(Part of a data file)
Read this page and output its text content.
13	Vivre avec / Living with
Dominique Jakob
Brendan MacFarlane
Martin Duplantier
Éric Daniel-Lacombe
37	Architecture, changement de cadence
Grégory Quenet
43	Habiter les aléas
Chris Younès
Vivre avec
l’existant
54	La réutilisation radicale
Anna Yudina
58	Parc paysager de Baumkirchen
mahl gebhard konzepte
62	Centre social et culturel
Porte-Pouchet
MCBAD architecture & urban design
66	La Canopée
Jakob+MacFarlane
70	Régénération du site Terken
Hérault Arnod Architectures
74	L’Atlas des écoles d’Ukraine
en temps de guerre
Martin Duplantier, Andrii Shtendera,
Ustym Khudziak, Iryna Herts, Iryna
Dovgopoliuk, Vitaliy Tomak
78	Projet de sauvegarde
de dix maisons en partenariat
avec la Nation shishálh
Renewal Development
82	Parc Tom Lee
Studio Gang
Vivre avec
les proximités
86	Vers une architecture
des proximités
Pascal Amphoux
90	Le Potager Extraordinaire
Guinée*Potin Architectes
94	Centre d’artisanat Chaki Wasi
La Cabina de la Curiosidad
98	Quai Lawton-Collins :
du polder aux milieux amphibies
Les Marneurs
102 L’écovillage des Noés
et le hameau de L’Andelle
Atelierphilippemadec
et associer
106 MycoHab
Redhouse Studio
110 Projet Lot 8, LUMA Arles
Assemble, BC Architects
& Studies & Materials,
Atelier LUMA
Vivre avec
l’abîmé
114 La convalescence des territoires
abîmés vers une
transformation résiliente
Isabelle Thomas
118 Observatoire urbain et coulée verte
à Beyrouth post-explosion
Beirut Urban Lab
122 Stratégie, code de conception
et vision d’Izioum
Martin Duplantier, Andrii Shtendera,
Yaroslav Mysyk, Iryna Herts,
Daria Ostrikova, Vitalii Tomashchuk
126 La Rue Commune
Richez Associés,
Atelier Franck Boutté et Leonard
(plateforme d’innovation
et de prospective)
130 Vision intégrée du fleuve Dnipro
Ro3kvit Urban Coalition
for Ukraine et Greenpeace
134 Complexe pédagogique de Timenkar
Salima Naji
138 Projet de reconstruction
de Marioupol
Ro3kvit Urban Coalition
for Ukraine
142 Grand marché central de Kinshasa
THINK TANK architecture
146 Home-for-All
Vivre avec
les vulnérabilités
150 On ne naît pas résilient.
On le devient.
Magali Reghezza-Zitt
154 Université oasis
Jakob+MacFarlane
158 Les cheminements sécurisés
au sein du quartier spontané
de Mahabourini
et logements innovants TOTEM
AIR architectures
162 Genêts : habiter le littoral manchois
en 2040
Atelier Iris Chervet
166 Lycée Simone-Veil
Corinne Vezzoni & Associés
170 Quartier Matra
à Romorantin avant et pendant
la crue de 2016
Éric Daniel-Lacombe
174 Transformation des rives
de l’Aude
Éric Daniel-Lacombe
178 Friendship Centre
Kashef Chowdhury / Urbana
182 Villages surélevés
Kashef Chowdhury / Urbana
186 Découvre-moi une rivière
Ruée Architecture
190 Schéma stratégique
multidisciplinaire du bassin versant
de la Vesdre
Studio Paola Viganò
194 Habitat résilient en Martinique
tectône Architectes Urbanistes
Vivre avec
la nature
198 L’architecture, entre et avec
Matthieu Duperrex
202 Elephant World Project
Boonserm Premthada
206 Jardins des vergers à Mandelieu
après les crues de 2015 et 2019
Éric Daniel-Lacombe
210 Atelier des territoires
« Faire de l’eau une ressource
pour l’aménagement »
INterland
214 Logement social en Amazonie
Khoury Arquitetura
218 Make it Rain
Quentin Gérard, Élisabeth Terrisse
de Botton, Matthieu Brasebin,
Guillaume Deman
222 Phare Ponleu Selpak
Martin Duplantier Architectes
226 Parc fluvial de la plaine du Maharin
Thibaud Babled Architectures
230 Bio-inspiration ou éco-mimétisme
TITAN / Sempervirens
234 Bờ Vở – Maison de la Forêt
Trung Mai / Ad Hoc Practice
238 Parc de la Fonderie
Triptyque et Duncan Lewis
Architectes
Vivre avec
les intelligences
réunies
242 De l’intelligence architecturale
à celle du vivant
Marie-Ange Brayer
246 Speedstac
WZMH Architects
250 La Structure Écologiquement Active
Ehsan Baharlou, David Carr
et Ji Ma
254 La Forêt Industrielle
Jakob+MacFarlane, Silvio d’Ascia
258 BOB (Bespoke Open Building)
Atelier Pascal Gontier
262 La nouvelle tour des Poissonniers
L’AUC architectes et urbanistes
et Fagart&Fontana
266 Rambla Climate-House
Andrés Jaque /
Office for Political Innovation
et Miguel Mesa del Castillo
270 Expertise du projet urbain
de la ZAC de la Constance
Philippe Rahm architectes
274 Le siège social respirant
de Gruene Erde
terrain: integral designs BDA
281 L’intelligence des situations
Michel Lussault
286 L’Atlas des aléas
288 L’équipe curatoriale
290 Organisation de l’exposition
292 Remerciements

Short exercise
List all lines from the entries that include the word "Duplantier".

Result of this task
Martin Duplantier
Martin Duplantier, Andrii Shtendera,
Martin Duplantier, Andrii Shtendera,
Martin Duplantier Architectes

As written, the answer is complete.